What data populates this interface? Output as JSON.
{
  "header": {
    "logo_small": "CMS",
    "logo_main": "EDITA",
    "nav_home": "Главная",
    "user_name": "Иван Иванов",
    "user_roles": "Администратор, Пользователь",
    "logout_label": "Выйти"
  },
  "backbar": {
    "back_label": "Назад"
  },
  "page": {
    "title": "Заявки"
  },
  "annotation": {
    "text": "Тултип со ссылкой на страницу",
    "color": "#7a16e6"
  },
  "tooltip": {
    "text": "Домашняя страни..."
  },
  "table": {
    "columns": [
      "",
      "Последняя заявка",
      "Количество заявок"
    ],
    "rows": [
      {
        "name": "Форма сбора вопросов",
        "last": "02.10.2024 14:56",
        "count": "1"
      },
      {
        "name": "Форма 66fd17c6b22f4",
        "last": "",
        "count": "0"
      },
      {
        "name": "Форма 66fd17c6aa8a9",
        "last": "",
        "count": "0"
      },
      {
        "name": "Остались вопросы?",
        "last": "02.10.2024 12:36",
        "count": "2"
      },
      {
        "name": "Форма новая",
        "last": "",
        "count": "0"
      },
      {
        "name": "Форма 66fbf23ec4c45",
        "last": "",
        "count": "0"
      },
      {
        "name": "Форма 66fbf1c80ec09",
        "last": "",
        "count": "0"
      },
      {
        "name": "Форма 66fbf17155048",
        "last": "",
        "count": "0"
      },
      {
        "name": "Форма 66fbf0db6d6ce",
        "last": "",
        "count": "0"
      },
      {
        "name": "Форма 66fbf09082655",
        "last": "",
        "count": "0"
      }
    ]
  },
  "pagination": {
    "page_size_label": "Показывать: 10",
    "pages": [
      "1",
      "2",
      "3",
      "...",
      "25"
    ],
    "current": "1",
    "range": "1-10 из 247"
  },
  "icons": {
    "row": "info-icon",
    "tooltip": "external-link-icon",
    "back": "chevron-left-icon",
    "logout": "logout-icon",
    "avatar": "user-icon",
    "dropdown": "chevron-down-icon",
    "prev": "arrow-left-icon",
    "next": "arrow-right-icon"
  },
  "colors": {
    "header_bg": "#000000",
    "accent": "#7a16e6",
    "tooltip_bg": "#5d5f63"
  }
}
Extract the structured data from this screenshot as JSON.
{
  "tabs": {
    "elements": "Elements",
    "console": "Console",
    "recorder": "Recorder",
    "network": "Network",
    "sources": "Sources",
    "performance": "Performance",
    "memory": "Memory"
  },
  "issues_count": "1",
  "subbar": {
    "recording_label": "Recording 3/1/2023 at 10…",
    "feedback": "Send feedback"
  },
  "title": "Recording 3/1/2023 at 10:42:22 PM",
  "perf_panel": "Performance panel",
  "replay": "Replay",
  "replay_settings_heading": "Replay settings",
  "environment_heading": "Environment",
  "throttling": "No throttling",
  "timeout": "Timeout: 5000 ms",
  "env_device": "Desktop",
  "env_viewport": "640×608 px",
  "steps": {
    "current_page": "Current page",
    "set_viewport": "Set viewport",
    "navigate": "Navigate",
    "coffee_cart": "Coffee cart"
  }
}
□ □ □ □ □ □ □
* WHAT YOU HAVE TO DO
Faithfully transcribe the whole of the data.

* THE OUTPUT
What data populates this interface? Output as JSON.
{
  "header": {
    "logo_small": "CMS",
    "logo_main": "EDITA",
    "nav_home": "Главная",
    "user_name": "Иван Иванов",
    "user_roles": "Администратор, Пользователь",
    "logout_label": "Выйти"
  },
  "backbar": {
    "back_label": "Назад"
  },
  "page": {
    "title": "Заявки"
  },
  "annotation": {
    "text": "Тултип со ссылкой на страницу",
    "color": "#7a16e6"
  },
  "tooltip": {
    "text": "Домашняя страни..."
  },
  "table": {
    "columns": [
      "",
      "Последняя заявка",
      "Количество заявок"
    ],
    "rows": [
      {
        "name": "Форма сбора вопросов",
        "last": "02.10.2024 14:56",
        "count": "1"
      },
      {
        "name": "Форма 66fd17c6b22f4",
        "last": "",
        "count": "0"
      },
      {
        "name": "Форма 66fd17c6aa8a9",
        "last": "",
        "count": "0"
      },
      {
        "name": "Остались вопросы?",
        "last": "02.10.2024 12:36",
        "count": "2"
      },
      {
        "name": "Форма новая",
        "last": "",
        "count": "0"
      },
      {
        "name": "Форма 66fbf23ec4c45",
        "last": "",
        "count": "0"
      },
      {
        "name": "Форма 66fbf1c80ec09",
        "last": "",
        "count": "0"
      },
      {
        "name": "Форма 66fbf17155048",
        "last": "",
        "count": "0"
      },
      {
        "name": "Форма 66fbf0db6d6ce",
        "last": "",
        "count": "0"
      },
      {
        "name": "Форма 66fbf09082655",
        "last": "",
        "count": "0"
      }
    ]
  },
  "pagination": {
    "page_size_label": "Показывать: 10",
    "pages": [
      "1",
      "2",
      "3",
      "...",
      "25"
    ],
    "current": "1",
    "range": "1-10 из 247"
  },
  "icons": {
    "row": "info-icon",
    "tooltip": "external-link-icon",
    "back": "chevron-left-icon",
    "logout": "logout-icon",
    "avatar": "user-icon",
    "dropdown": "chevron-down-icon",
    "prev": "arrow-left-icon",
    "next": "arrow-right-icon"
  },
  "colors": {
    "header_bg": "#000000",
    "accent": "#7a16e6",
    "tooltip_bg": "#5d5f63"
  }
}
Extract the structured data from this screenshot as JSON.
{
  "tabs": {
    "elements": "Elements",
    "console": "Console",
    "recorder": "Recorder",
    "network": "Network",
    "sources": "Sources",
    "performance": "Performance",
    "memory": "Memory"
  },
  "issues_count": "1",
  "subbar": {
    "recording_label": "Recording 3/1/2023 at 10…",
    "feedback": "Send feedback"
  },
  "title": "Recording 3/1/2023 at 10:42:22 PM",
  "perf_panel": "Performance panel",
  "replay": "Replay",
  "replay_settings_heading": "Replay settings",
  "environment_heading": "Environment",
  "throttling": "No throttling",
  "timeout": "Timeout: 5000 ms",
  "env_device": "Desktop",
  "env_viewport": "640×608 px",
  "steps": {
    "current_page": "Current page",
    "set_viewport": "Set viewport",
    "navigate": "Navigate",
    "coffee_cart": "Coffee cart"
  }
}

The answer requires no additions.